*Requirement*:
Quote the whole listing word for word, please.
++++ Source data ++++
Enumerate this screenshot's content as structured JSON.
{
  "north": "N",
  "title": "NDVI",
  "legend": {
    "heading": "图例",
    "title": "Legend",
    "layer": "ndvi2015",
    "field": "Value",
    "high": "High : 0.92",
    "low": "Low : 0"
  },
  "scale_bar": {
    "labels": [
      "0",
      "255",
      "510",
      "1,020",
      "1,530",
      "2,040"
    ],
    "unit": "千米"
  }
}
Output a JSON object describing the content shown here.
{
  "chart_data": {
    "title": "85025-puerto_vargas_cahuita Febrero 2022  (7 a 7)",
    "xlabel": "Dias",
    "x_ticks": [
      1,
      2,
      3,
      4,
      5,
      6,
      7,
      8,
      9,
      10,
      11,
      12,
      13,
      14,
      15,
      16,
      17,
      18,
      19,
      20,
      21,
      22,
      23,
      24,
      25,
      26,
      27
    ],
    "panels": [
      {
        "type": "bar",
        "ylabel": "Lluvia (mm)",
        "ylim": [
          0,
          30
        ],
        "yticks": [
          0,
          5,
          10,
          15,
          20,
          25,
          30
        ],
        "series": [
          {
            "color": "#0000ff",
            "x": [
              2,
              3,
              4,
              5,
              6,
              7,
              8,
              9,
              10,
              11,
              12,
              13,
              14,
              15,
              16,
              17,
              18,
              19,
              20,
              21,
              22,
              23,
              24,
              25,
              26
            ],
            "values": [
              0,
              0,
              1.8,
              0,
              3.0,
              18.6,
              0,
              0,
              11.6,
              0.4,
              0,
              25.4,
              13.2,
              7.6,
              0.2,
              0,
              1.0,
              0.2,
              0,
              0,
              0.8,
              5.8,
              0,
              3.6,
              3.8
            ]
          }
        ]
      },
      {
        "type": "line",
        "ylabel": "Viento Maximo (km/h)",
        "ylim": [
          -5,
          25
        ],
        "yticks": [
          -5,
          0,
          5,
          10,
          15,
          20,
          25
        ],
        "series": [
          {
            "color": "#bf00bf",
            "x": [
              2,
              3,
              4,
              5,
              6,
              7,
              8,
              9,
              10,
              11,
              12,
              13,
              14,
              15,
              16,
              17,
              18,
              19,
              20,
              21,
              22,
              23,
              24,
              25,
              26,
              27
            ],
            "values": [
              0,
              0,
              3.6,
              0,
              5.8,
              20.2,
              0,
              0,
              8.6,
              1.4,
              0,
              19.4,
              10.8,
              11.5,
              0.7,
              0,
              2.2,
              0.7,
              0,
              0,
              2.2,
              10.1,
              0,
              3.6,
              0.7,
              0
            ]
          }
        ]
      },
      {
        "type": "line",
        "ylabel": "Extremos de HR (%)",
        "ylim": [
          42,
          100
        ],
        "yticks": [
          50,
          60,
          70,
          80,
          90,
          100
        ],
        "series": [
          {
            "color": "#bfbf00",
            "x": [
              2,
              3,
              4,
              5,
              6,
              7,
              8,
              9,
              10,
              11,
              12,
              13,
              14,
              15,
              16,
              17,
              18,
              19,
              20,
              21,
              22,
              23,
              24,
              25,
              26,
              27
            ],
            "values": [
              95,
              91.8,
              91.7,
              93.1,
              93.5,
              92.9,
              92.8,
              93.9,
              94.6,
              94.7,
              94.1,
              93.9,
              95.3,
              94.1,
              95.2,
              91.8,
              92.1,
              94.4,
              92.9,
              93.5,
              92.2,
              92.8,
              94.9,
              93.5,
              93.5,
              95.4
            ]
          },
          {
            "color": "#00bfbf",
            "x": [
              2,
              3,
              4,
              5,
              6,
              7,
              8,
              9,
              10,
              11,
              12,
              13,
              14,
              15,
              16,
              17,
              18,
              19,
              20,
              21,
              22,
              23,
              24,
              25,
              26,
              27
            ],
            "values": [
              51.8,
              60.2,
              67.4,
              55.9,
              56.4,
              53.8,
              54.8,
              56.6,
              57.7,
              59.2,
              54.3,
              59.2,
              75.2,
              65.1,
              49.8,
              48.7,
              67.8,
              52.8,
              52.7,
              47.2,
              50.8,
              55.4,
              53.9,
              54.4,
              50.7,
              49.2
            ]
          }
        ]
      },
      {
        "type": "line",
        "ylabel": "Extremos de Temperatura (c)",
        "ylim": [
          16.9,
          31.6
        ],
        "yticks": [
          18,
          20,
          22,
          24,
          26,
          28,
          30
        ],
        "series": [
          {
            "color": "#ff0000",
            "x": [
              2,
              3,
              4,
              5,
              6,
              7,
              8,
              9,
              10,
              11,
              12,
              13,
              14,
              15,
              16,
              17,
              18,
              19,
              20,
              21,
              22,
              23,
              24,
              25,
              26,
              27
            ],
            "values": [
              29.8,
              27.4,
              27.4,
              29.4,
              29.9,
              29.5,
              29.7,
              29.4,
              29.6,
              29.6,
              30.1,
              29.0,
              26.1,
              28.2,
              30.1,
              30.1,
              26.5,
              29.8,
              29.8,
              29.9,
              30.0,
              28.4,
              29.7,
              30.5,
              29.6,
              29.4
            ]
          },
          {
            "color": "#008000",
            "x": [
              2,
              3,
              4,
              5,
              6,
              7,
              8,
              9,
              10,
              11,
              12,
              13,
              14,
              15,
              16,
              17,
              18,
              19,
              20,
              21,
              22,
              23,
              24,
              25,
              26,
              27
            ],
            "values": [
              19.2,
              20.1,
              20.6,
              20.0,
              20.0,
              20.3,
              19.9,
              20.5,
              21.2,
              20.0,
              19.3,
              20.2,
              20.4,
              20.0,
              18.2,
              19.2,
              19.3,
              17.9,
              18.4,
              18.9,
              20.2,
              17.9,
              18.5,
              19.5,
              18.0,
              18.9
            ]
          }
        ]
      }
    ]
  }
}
++++
*Result of this task*:
Enumerate this screenshot's content as structured JSON.
{
  "north": "N",
  "title": "NDVI",
  "legend": {
    "heading": "图例",
    "title": "Legend",
    "layer": "ndvi2015",
    "field": "Value",
    "high": "High : 0.92",
    "low": "Low : 0"
  },
  "scale_bar": {
    "labels": [
      "0",
      "255",
      "510",
      "1,020",
      "1,530",
      "2,040"
    ],
    "unit": "千米"
  }
}
Output a JSON object describing the content shown here.
{
  "chart_data": {
    "title": "85025-puerto_vargas_cahuita Febrero 2022  (7 a 7)",
    "xlabel": "Dias",
    "x_ticks": [
      1,
      2,
      3,
      4,
      5,
      6,
      7,
      8,
      9,
      10,
      11,
      12,
      13,
      14,
      15,
      16,
      17,
      18,
      19,
      20,
      21,
      22,
      23,
      24,
      25,
      26,
      27
    ],
    "panels": [
      {
        "type": "bar",
        "ylabel": "Lluvia (mm)",
        "ylim": [
          0,
          30
        ],
        "yticks": [
          0,
          5,
          10,
          15,
          20,
          25,
          30
        ],
        "series": [
          {
            "color": "#0000ff",
            "x": [
              2,
              3,
              4,
              5,
              6,
              7,
              8,
              9,
              10,
              11,
              12,
              13,
              14,
              15,
              16,
              17,
              18,
              19,
              20,
              21,
              22,
              23,
              24,
              25,
              26
            ],
            "values": [
              0,
              0,
              1.8,
              0,
              3.0,
              18.6,
              0,
              0,
              11.6,
              0.4,
              0,
              25.4,
              13.2,
              7.6,
              0.2,
              0,
              1.0,
              0.2,
              0,
              0,
              0.8,
              5.8,
              0,
              3.6,
              3.8
            ]
          }
        ]
      },
      {
        "type": "line",
        "ylabel": "Viento Maximo (km/h)",
        "ylim": [
          -5,
          25
        ],
        "yticks": [
          -5,
          0,
          5,
          10,
          15,
          20,
          25
        ],
        "series": [
          {
            "color": "#bf00bf",
            "x": [
              2,
              3,
              4,
              5,
              6,
              7,
              8,
              9,
              10,
              11,
              12,
              13,
              14,
              15,
              16,
              17,
              18,
              19,
              20,
              21,
              22,
              23,
              24,
              25,
              26,
              27
            ],
            "values": [
              0,
              0,
              3.6,
              0,
              5.8,
              20.2,
              0,
              0,
              8.6,
              1.4,
              0,
              19.4,
              10.8,
              11.5,
              0.7,
              0,
              2.2,
              0.7,
              0,
              0,
              2.2,
              10.1,
              0,
              3.6,
              0.7,
              0
            ]
          }
        ]
      },
      {
        "type": "line",
        "ylabel": "Extremos de HR (%)",
        "ylim": [
          42,
          100
        ],
        "yticks": [
          50,
          60,
          70,
          80,
          90,
          100
        ],
        "series": [
          {
            "color": "#bfbf00",
            "x": [
              2,
              3,
              4,
              5,
              6,
              7,
              8,
              9,
              10,
              11,
              12,
              13,
              14,
              15,
              16,
              17,
              18,
              19,
              20,
              21,
              22,
              23,
              24,
              25,
              26,
              27
            ],
            "values": [
              95,
              91.8,
              91.7,
              93.1,
              93.5,
              92.9,
              92.8,
              93.9,
              94.6,
              94.7,
              94.1,
              93.9,
              95.3,
              94.1,
              95.2,
              91.8,
              92.1,
              94.4,
              92.9,
              93.5,
              92.2,
              92.8,
              94.9,
              93.5,
              93.5,
              95.4
            ]
          },
          {
            "color": "#00bfbf",
            "x": [
              2,
              3,
              4,
              5,
              6,
              7,
              8,
              9,
              10,
              11,
              12,
              13,
              14,
              15,
              16,
              17,
              18,
              19,
              20,
              21,
              22,
              23,
              24,
              25,
              26,
              27
            ],
            "values": [
              51.8,
              60.2,
              67.4,
              55.9,
              56.4,
              53.8,
              54.8,
              56.6,
              57.7,
              59.2,
              54.3,
              59.2,
              75.2,
              65.1,
              49.8,
              48.7,
              67.8,
              52.8,
              52.7,
              47.2,
              50.8,
              55.4,
              53.9,
              54.4,
              50.7,
              49.2
            ]
          }
        ]
      },
      {
        "type": "line",
        "ylabel": "Extremos de Temperatura (c)",
        "ylim": [
          16.9,
          31.6
        ],
        "yticks": [
          18,
          20,
          22,
          24,
          26,
          28,
          30
        ],
        "series": [
          {
            "color": "#ff0000",
            "x": [
              2,
              3,
              4,
              5,
              6,
              7,
              8,
              9,
              10,
              11,
              12,
              13,
              14,
              15,
              16,
              17,
              18,
              19,
              20,
              21,
              22,
              23,
              24,
              25,
              26,
              27
            ],
            "values": [
              29.8,
              27.4,
              27.4,
              29.4,
              29.9,
              29.5,
              29.7,
              29.4,
              29.6,
              29.6,
              30.1,
              29.0,
              26.1,
              28.2,
              30.1,
              30.1,
              26.5,
              29.8,
              29.8,
              29.9,
              30.0,
              28.4,
              29.7,
              30.5,
              29.6,
              29.4
            ]
          },
          {
            "color": "#008000",
            "x": [
              2,
              3,
              4,
              5,
              6,
              7,
              8,
              9,
              10,
              11,
              12,
              13,
              14,
              15,
              16,
              17,
              18,
              19,
              20,
              21,
              22,
              23,
              24,
              25,
              26,
              27
            ],
            "values": [
              19.2,
              20.1,
              20.6,
              20.0,
              20.0,
              20.3,
              19.9,
              20.5,
              21.2,
              20.0,
              19.3,
              20.2,
              20.4,
              20.0,
              18.2,
              19.2,
              19.3,
              17.9,
              18.4,
              18.9,
              20.2,
              17.9,
              18.5,
              19.5,
              18.0,
              18.9
            ]
          }
        ]
      }
    ]
  }
}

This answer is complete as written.